» Stated goal:
Of the lines in this material, how many contain "seconds"? Answer with a single number only.

» Dataset excerpts:
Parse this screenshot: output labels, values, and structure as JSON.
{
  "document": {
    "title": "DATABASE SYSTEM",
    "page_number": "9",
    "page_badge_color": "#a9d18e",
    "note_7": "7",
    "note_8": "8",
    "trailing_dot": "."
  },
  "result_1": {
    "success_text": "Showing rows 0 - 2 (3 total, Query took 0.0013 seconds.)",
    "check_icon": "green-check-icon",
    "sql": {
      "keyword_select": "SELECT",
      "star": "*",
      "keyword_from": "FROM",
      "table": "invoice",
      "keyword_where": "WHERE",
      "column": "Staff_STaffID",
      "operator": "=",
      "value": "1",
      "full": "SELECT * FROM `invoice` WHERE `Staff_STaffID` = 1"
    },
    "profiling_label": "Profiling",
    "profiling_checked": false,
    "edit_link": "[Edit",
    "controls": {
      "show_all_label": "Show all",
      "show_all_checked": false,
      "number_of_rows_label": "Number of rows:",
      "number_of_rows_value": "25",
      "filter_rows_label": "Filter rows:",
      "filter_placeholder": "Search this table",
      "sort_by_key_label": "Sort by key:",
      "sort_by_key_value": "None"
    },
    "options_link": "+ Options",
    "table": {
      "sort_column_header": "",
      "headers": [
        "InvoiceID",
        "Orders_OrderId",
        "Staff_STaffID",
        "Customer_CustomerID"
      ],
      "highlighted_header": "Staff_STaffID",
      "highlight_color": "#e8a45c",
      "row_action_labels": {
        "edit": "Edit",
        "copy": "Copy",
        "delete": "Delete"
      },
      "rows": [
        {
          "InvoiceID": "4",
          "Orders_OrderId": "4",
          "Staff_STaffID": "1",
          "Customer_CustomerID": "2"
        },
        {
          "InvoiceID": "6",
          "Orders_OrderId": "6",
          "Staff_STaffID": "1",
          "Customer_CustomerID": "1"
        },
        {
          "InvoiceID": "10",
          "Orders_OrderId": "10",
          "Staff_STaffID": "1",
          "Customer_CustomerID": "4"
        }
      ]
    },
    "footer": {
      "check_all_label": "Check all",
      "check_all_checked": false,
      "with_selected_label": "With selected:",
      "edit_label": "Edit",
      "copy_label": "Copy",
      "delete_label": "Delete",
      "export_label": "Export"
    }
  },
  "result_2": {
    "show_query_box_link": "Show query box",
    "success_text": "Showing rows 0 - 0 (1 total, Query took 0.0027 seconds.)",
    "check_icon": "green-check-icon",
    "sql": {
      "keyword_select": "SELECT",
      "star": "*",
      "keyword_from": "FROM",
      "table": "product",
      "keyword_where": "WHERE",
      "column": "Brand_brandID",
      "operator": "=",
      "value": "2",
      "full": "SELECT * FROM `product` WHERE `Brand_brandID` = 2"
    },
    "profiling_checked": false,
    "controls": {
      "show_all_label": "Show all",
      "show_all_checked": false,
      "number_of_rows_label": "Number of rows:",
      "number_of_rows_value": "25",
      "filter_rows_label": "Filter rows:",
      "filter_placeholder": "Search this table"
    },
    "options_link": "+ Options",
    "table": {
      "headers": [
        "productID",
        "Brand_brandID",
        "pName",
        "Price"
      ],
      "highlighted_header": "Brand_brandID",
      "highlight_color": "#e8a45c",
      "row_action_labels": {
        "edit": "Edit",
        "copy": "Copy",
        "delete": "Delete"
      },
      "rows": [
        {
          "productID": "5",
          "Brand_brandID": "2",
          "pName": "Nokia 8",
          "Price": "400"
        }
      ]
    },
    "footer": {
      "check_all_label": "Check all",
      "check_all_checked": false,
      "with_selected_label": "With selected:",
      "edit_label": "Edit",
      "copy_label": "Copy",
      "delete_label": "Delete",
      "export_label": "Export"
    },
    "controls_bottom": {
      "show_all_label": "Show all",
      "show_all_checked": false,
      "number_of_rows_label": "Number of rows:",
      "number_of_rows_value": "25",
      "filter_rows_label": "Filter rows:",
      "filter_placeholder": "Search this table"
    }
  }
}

» Exercise response:
2